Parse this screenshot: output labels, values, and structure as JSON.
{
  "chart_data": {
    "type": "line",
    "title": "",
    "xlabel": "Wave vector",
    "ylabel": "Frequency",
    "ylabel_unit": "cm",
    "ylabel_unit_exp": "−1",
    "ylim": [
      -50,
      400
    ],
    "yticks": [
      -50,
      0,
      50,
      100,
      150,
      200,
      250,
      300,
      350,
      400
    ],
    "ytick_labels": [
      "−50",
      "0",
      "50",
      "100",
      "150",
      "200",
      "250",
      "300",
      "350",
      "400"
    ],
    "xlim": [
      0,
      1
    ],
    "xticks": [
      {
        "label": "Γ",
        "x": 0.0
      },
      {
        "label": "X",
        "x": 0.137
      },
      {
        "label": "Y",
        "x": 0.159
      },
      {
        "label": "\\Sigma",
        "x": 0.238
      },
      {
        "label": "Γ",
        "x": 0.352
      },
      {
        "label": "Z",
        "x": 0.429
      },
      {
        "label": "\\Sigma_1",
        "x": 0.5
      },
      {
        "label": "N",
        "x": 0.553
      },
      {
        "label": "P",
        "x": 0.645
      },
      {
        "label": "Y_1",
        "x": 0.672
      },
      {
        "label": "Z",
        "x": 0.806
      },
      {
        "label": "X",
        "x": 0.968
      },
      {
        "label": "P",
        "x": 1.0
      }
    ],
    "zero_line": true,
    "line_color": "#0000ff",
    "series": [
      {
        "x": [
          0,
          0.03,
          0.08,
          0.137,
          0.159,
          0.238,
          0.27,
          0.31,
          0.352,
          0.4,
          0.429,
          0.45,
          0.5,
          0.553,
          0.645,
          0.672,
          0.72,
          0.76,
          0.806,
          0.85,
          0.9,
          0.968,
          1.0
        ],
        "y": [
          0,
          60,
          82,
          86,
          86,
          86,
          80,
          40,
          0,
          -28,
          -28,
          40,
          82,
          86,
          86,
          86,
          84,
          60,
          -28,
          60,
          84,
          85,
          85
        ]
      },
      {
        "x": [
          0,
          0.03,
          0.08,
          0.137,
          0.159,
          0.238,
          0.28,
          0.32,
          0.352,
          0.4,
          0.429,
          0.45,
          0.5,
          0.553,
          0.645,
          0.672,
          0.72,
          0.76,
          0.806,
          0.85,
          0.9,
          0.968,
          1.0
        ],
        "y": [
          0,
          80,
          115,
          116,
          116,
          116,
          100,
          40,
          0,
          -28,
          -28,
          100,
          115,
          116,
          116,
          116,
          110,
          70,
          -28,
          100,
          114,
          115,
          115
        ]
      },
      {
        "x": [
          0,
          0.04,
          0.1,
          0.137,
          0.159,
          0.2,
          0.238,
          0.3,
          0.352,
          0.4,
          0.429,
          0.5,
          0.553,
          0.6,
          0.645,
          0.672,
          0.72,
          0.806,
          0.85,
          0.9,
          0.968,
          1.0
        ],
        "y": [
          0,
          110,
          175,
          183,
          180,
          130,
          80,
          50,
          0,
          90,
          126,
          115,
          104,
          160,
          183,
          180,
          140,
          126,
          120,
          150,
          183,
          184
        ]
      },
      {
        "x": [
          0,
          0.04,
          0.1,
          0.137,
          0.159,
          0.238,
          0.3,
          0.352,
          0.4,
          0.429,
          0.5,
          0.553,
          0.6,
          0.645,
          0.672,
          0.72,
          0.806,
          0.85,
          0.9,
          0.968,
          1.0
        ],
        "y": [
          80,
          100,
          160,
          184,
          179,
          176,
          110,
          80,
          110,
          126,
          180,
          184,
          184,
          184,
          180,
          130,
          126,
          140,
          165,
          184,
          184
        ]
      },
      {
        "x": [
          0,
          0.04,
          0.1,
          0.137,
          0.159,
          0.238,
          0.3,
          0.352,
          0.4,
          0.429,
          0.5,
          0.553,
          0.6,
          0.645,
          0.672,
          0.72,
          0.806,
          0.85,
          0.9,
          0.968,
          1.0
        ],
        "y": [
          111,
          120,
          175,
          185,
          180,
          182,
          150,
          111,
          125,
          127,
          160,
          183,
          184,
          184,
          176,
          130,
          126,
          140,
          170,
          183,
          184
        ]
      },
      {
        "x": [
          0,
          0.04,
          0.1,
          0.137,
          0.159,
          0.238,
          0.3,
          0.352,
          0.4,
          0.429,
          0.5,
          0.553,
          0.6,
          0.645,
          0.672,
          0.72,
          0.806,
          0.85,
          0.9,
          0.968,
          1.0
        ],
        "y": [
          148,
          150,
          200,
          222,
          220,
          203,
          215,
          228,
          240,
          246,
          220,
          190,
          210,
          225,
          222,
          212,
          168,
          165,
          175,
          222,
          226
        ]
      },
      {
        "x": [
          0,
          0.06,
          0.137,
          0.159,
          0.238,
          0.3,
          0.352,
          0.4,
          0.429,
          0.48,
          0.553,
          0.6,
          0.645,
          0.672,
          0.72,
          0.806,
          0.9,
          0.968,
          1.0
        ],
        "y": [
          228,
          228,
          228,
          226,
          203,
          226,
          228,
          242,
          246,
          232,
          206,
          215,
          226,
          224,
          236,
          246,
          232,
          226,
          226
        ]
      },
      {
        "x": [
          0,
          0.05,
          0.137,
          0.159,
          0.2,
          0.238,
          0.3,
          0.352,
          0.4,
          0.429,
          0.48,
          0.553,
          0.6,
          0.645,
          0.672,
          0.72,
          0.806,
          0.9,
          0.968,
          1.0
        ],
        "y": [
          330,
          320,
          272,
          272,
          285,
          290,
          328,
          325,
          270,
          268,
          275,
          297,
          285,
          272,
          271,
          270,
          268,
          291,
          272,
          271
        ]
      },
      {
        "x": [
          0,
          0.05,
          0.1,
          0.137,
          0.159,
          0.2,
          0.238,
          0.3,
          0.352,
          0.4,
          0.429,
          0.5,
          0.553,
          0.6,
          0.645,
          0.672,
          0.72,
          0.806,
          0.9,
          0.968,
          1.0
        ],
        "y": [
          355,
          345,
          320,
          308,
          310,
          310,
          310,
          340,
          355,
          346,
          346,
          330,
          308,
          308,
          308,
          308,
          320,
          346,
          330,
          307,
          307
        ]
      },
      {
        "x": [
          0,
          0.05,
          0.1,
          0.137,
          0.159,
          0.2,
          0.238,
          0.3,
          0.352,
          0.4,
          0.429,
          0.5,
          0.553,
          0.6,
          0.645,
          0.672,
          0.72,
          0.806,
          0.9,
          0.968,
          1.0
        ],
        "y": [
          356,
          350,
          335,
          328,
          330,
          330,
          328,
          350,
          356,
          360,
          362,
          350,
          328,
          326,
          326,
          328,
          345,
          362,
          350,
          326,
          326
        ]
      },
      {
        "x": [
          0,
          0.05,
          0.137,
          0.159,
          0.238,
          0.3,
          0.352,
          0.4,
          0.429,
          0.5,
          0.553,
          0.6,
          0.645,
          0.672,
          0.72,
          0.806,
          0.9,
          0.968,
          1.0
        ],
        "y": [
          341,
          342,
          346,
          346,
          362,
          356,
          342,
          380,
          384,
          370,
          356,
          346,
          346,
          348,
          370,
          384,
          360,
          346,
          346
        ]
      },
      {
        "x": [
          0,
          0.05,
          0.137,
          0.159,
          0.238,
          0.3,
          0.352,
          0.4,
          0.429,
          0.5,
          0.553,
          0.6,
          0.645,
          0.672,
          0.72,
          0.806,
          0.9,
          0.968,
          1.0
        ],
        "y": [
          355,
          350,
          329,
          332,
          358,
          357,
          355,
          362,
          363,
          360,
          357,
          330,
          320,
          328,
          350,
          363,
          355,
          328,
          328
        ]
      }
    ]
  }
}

### TASK BRIEF
Reproduce the records in full, exactly as written.

### OUTPUT OF THE TASK
Parse this screenshot: output labels, values, and structure as JSON.
{
  "chart_data": {
    "type": "line",
    "title": "",
    "xlabel": "Wave vector",
    "ylabel": "Frequency",
    "ylabel_unit": "cm",
    "ylabel_unit_exp": "−1",
    "ylim": [
      -50,
      400
    ],
    "yticks": [
      -50,
      0,
      50,
      100,
      150,
      200,
      250,
      300,
      350,
      400
    ],
    "ytick_labels": [
      "−50",
      "0",
      "50",
      "100",
      "150",
      "200",
      "250",
      "300",
      "350",
      "400"
    ],
    "xlim": [
      0,
      1
    ],
    "xticks": [
      {
        "label": "Γ",
        "x": 0.0
      },
      {
        "label": "X",
        "x": 0.137
      },
      {
        "label": "Y",
        "x": 0.159
      },
      {
        "label": "\\Sigma",
        "x": 0.238
      },
      {
        "label": "Γ",
        "x": 0.352
      },
      {
        "label": "Z",
        "x": 0.429
      },
      {
        "label": "\\Sigma_1",
        "x": 0.5
      },
      {
        "label": "N",
        "x": 0.553
      },
      {
        "label": "P",
        "x": 0.645
      },
      {
        "label": "Y_1",
        "x": 0.672
      },
      {
        "label": "Z",
        "x": 0.806
      },
      {
        "label": "X",
        "x": 0.968
      },
      {
        "label": "P",
        "x": 1.0
      }
    ],
    "zero_line": true,
    "line_color": "#0000ff",
    "series": [
      {
        "x": [
          0,
          0.03,
          0.08,
          0.137,
          0.159,
          0.238,
          0.27,
          0.31,
          0.352,
          0.4,
          0.429,
          0.45,
          0.5,
          0.553,
          0.645,
          0.672,
          0.72,
          0.76,
          0.806,
          0.85,
          0.9,
          0.968,
          1.0
        ],
        "y": [
          0,
          60,
          82,
          86,
          86,
          86,
          80,
          40,
          0,
          -28,
          -28,
          40,
          82,
          86,
          86,
          86,
          84,
          60,
          -28,
          60,
          84,
          85,
          85
        ]
      },
      {
        "x": [
          0,
          0.03,
          0.08,
          0.137,
          0.159,
          0.238,
          0.28,
          0.32,
          0.352,
          0.4,
          0.429,
          0.45,
          0.5,
          0.553,
          0.645,
          0.672,
          0.72,
          0.76,
          0.806,
          0.85,
          0.9,
          0.968,
          1.0
        ],
        "y": [
          0,
          80,
          115,
          116,
          116,
          116,
          100,
          40,
          0,
          -28,
          -28,
          100,
          115,
          116,
          116,
          116,
          110,
          70,
          -28,
          100,
          114,
          115,
          115
        ]
      },
      {
        "x": [
          0,
          0.04,
          0.1,
          0.137,
          0.159,
          0.2,
          0.238,
          0.3,
          0.352,
          0.4,
          0.429,
          0.5,
          0.553,
          0.6,
          0.645,
          0.672,
          0.72,
          0.806,
          0.85,
          0.9,
          0.968,
          1.0
        ],
        "y": [
          0,
          110,
          175,
          183,
          180,
          130,
          80,
          50,
          0,
          90,
          126,
          115,
          104,
          160,
          183,
          180,
          140,
          126,
          120,
          150,
          183,
          184
        ]
      },
      {
        "x": [
          0,
          0.04,
          0.1,
          0.137,
          0.159,
          0.238,
          0.3,
          0.352,
          0.4,
          0.429,
          0.5,
          0.553,
          0.6,
          0.645,
          0.672,
          0.72,
          0.806,
          0.85,
          0.9,
          0.968,
          1.0
        ],
        "y": [
          80,
          100,
          160,
          184,
          179,
          176,
          110,
          80,
          110,
          126,
          180,
          184,
          184,
          184,
          180,
          130,
          126,
          140,
          165,
          184,
          184
        ]
      },
      {
        "x": [
          0,
          0.04,
          0.1,
          0.137,
          0.159,
          0.238,
          0.3,
          0.352,
          0.4,
          0.429,
          0.5,
          0.553,
          0.6,
          0.645,
          0.672,
          0.72,
          0.806,
          0.85,
          0.9,
          0.968,
          1.0
        ],
        "y": [
          111,
          120,
          175,
          185,
          180,
          182,
          150,
          111,
          125,
          127,
          160,
          183,
          184,
          184,
          176,
          130,
          126,
          140,
          170,
          183,
          184
        ]
      },
      {
        "x": [
          0,
          0.04,
          0.1,
          0.137,
          0.159,
          0.238,
          0.3,
          0.352,
          0.4,
          0.429,
          0.5,
          0.553,
          0.6,
          0.645,
          0.672,
          0.72,
          0.806,
          0.85,
          0.9,
          0.968,
          1.0
        ],
        "y": [
          148,
          150,
          200,
          222,
          220,
          203,
          215,
          228,
          240,
          246,
          220,
          190,
          210,
          225,
          222,
          212,
          168,
          165,
          175,
          222,
          226
        ]
      },
      {
        "x": [
          0,
          0.06,
          0.137,
          0.159,
          0.238,
          0.3,
          0.352,
          0.4,
          0.429,
          0.48,
          0.553,
          0.6,
          0.645,
          0.672,
          0.72,
          0.806,
          0.9,
          0.968,
          1.0
        ],
        "y": [
          228,
          228,
          228,
          226,
          203,
          226,
          228,
          242,
          246,
          232,
          206,
          215,
          226,
          224,
          236,
          246,
          232,
          226,
          226
        ]
      },
      {
        "x": [
          0,
          0.05,
          0.137,
          0.159,
          0.2,
          0.238,
          0.3,
          0.352,
          0.4,
          0.429,
          0.48,
          0.553,
          0.6,
          0.645,
          0.672,
          0.72,
          0.806,
          0.9,
          0.968,
          1.0
        ],
        "y": [
          330,
          320,
          272,
          272,
          285,
          290,
          328,
          325,
          270,
          268,
          275,
          297,
          285,
          272,
          271,
          270,
          268,
          291,
          272,
          271
        ]
      },
      {
        "x": [
          0,
          0.05,
          0.1,
          0.137,
          0.159,
          0.2,
          0.238,
          0.3,
          0.352,
          0.4,
          0.429,
          0.5,
          0.553,
          0.6,
          0.645,
          0.672,
          0.72,
          0.806,
          0.9,
          0.968,
          1.0
        ],
        "y": [
          355,
          345,
          320,
          308,
          310,
          310,
          310,
          340,
          355,
          346,
          346,
          330,
          308,
          308,
          308,
          308,
          320,
          346,
          330,
          307,
          307
        ]
      },
      {
        "x": [
          0,
          0.05,
          0.1,
          0.137,
          0.159,
          0.2,
          0.238,
          0.3,
          0.352,
          0.4,
          0.429,
          0.5,
          0.553,
          0.6,
          0.645,
          0.672,
          0.72,
          0.806,
          0.9,
          0.968,
          1.0
        ],
        "y": [
          356,
          350,
          335,
          328,
          330,
          330,
          328,
          350,
          356,
          360,
          362,
          350,
          328,
          326,
          326,
          328,
          345,
          362,
          350,
          326,
          326
        ]
      },
      {
        "x": [
          0,
          0.05,
          0.137,
          0.159,
          0.238,
          0.3,
          0.352,
          0.4,
          0.429,
          0.5,
          0.553,
          0.6,
          0.645,
          0.672,
          0.72,
          0.806,
          0.9,
          0.968,
          1.0
        ],
        "y": [
          341,
          342,
          346,
          346,
          362,
          356,
          342,
          380,
          384,
          370,
          356,
          346,
          346,
          348,
          370,
          384,
          360,
          346,
          346
        ]
      },
      {
        "x": [
          0,
          0.05,
          0.137,
          0.159,
          0.238,
          0.3,
          0.352,
          0.4,
          0.429,
          0.5,
          0.553,
          0.6,
          0.645,
          0.672,
          0.72,
          0.806,
          0.9,
          0.968,
          1.0
        ],
        "y": [
          355,
          350,
          329,
          332,
          358,
          357,
          355,
          362,
          363,
          360,
          357,
          330,
          320,
          328,
          350,
          363,
          355,
          328,
          328
        ]
      }
    ]
  }
}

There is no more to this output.